─── Records for the task

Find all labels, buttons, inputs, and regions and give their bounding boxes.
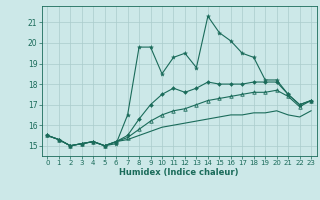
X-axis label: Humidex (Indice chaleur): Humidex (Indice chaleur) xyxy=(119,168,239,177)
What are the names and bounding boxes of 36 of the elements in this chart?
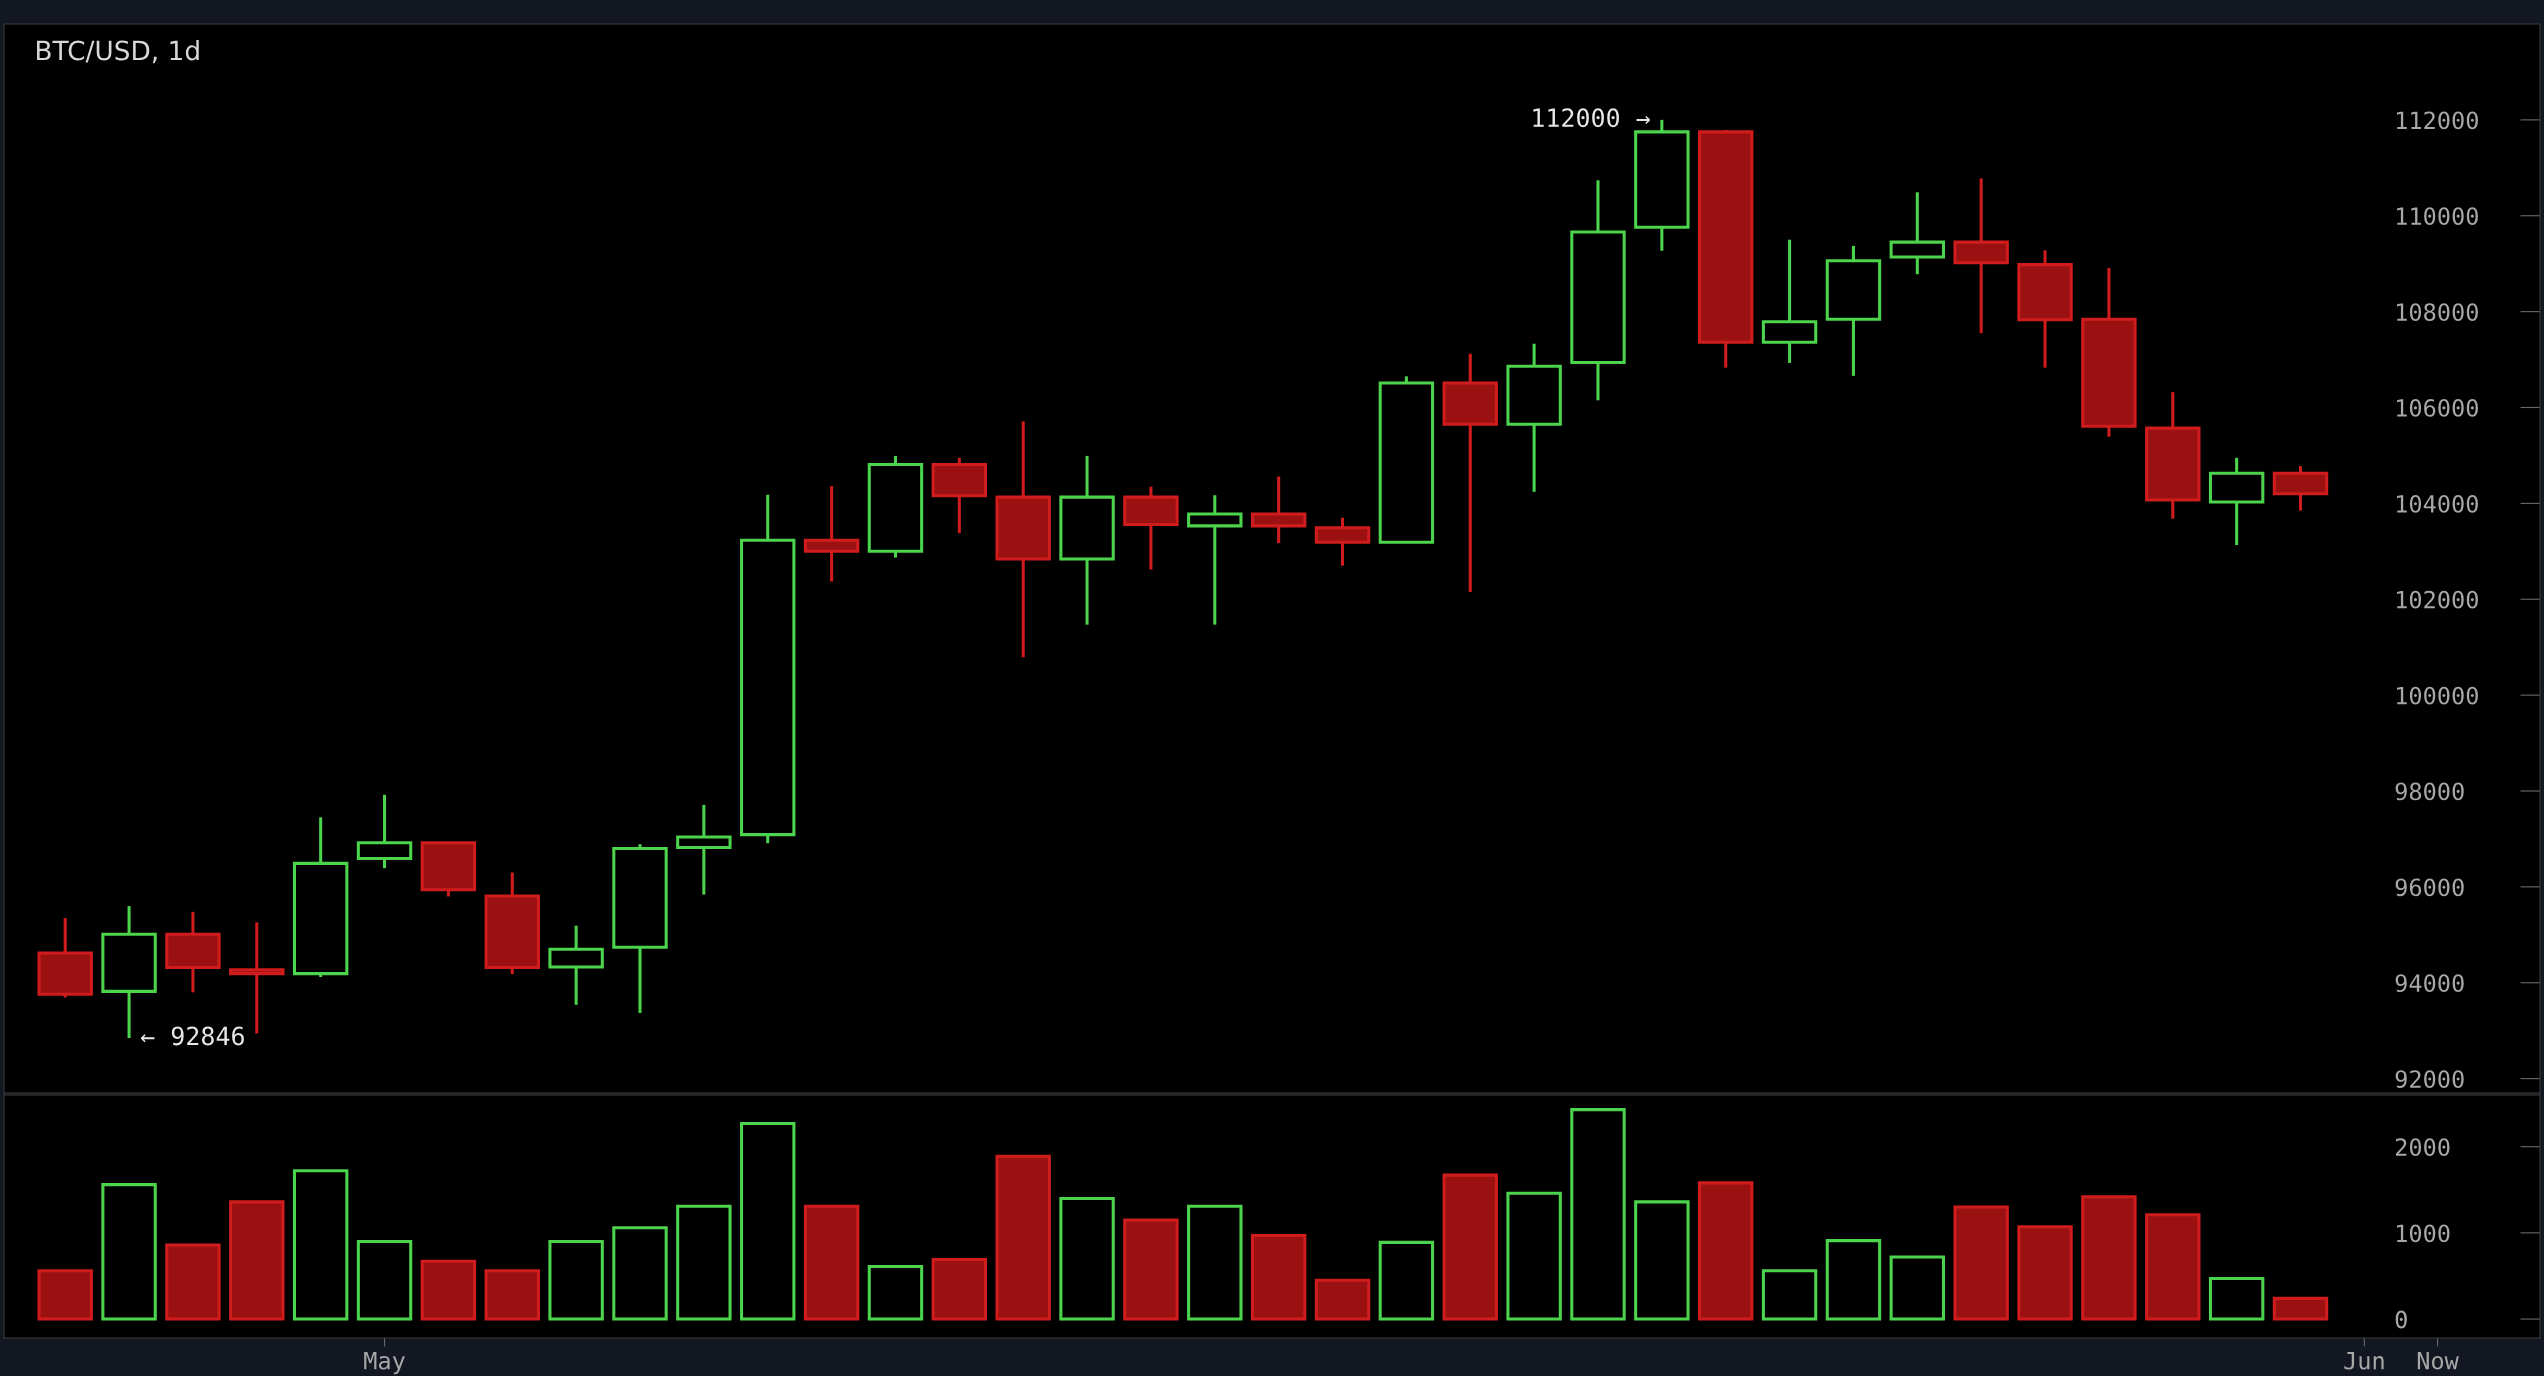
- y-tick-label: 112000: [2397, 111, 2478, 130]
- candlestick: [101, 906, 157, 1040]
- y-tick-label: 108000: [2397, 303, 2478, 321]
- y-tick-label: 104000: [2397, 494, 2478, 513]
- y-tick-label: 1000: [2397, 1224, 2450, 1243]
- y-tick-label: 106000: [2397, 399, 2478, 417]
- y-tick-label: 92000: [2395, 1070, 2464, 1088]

──────

• Written instruction: Quote the material from its start through the line containing "X-axis label: Humidex", including that line, and leave out the pictures.

• Answer for the task:
Find all labels, buttons, inputs, and regions and give their bounding boxes.
X-axis label: Humidex (Indice chaleur): Humidex (Indice chaleur) xyxy=(119,168,239,177)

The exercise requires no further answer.